### THE RECORDS:
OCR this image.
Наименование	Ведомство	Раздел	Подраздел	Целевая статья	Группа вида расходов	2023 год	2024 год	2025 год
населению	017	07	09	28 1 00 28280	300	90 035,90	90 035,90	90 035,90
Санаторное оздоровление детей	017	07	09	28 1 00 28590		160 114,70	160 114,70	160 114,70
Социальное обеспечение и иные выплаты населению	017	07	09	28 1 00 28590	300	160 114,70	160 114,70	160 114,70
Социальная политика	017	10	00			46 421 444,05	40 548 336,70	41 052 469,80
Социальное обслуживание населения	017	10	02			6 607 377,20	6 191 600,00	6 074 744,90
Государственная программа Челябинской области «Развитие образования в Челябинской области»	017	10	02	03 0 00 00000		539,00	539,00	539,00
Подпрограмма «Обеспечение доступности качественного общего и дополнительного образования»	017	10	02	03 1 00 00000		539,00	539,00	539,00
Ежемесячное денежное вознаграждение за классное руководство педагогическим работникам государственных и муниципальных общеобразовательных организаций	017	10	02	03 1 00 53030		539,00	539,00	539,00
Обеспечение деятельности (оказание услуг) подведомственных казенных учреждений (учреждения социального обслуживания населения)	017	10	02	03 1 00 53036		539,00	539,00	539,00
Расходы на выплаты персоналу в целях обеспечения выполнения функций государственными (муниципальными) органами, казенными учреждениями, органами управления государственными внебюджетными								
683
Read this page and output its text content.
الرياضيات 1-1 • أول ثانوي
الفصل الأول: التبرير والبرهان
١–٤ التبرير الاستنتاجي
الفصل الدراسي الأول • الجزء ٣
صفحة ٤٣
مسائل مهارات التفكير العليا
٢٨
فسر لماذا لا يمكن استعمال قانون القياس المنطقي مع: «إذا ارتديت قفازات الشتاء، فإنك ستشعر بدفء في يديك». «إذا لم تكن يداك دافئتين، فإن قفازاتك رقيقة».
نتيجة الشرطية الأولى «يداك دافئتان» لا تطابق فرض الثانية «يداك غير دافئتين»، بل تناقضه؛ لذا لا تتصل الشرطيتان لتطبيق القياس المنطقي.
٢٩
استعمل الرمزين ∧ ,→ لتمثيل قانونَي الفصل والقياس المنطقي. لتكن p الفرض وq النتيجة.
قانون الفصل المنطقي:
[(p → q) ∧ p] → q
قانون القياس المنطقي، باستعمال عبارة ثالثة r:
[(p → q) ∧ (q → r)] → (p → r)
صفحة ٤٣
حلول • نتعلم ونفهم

### TASK TO CARRY OUT:
Find how many lines in the material hold the word "قانون" and state that number alone.

### FINAL RESULT:
4